Objective
Rewrite everything in the passage on low-mass stars from "Fig.1: Full (a)" down to "et al., 2007).", replacing "G stars" with "G-type stars".

Extract provided

Problem description:

Low-mass stars are not just cooler and fainter than Sun-like stars, but their light is also redder. For lower temperatures, the maximum of the spectral energy distribution (SED) is shifted towards longer wavelengths. This means that M stars have their maximum output in the red/near-infrared region of the spectrum, in contrast to the Sun which has its maximum at visual wavelengths. A comparison between SEDs from F,G,K and M stars can be found in Segura et al. (2005).

Fig.1: Full (a) and UV (b) spectra for the two active M stars AD Leo and GJ 643 in comparison to a theoretical spectrum of an inactive M dwarf and other spectral types (Segura et al. 2005)

Emission at short wavelengths (XUV, 0.1-120 nm):

On M stars, the only sources of emission at wavelengths shorter than 250 nm are due to dynamo-driven chromospheric and coronal activity. In contrast to G stars, M stars have no photospheric UV emission due to their low temperatures (Guinan & Engle, 2008). Since young M stars are very active they emit high XUV fluxes and are known to flare frequently. These stars emit larger fractions (up to 0.1%) of their total bolometric luminosity in X-rays than G stars of comparable ages. They can remain at a saturated level of activity for up to 1 Gyr before it decreases following a power law similar to solar-like stars (Fig. 2; Scalo et al., 2007).

Recorded information
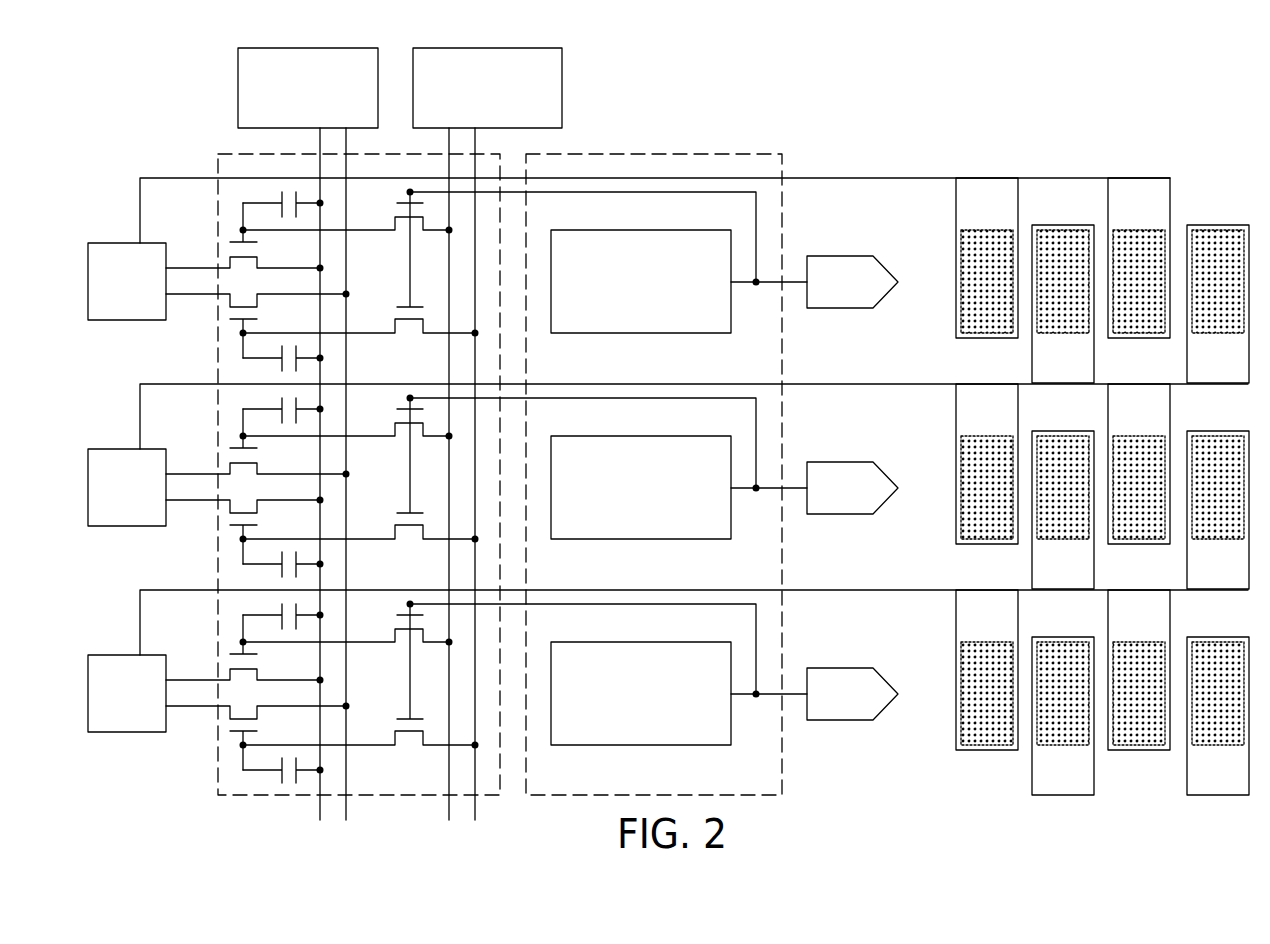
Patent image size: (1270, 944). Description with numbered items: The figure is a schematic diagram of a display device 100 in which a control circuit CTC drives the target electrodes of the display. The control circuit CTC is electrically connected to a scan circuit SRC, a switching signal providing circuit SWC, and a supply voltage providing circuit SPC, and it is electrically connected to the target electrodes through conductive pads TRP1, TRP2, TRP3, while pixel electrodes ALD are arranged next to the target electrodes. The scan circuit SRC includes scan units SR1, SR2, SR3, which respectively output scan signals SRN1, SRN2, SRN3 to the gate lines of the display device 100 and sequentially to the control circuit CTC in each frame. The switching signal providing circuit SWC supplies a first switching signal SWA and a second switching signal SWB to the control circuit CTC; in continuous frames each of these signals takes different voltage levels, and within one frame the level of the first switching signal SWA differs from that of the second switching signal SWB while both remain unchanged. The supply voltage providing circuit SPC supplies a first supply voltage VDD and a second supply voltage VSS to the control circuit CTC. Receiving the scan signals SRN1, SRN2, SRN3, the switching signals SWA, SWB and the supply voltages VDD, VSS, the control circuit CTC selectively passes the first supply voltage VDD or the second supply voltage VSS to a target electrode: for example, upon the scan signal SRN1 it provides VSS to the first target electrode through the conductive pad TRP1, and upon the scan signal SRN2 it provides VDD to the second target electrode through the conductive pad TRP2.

Answer for this exercise
Fig.1: Full (a) and UV (b) spectra for the two active M stars AD Leo and GJ 643 in comparison to a theoretical spectrum of an inactive M dwarf and other spectral types (Segura et al. 2005)

Emission at short wavelengths (XUV, 0.1-120 nm):

On M stars, the only sources of emission at wavelengths shorter than 250 nm are due to dynamo-driven chromospheric and coronal activity. In contrast to G-type stars, M stars have no photospheric UV emission due to their low temperatures (Guinan & Engle, 2008). Since young M stars are very active they emit high XUV fluxes and are known to flare frequently. These stars emit larger fractions (up to 0.1%) of their total bolometric luminosity in X-rays than G-type stars of comparable ages. They can remain at a saturated level of activity for up to 1 Gyr before it decreases following a power law similar to solar-like stars (Fig. 2; Scalo et al., 2007).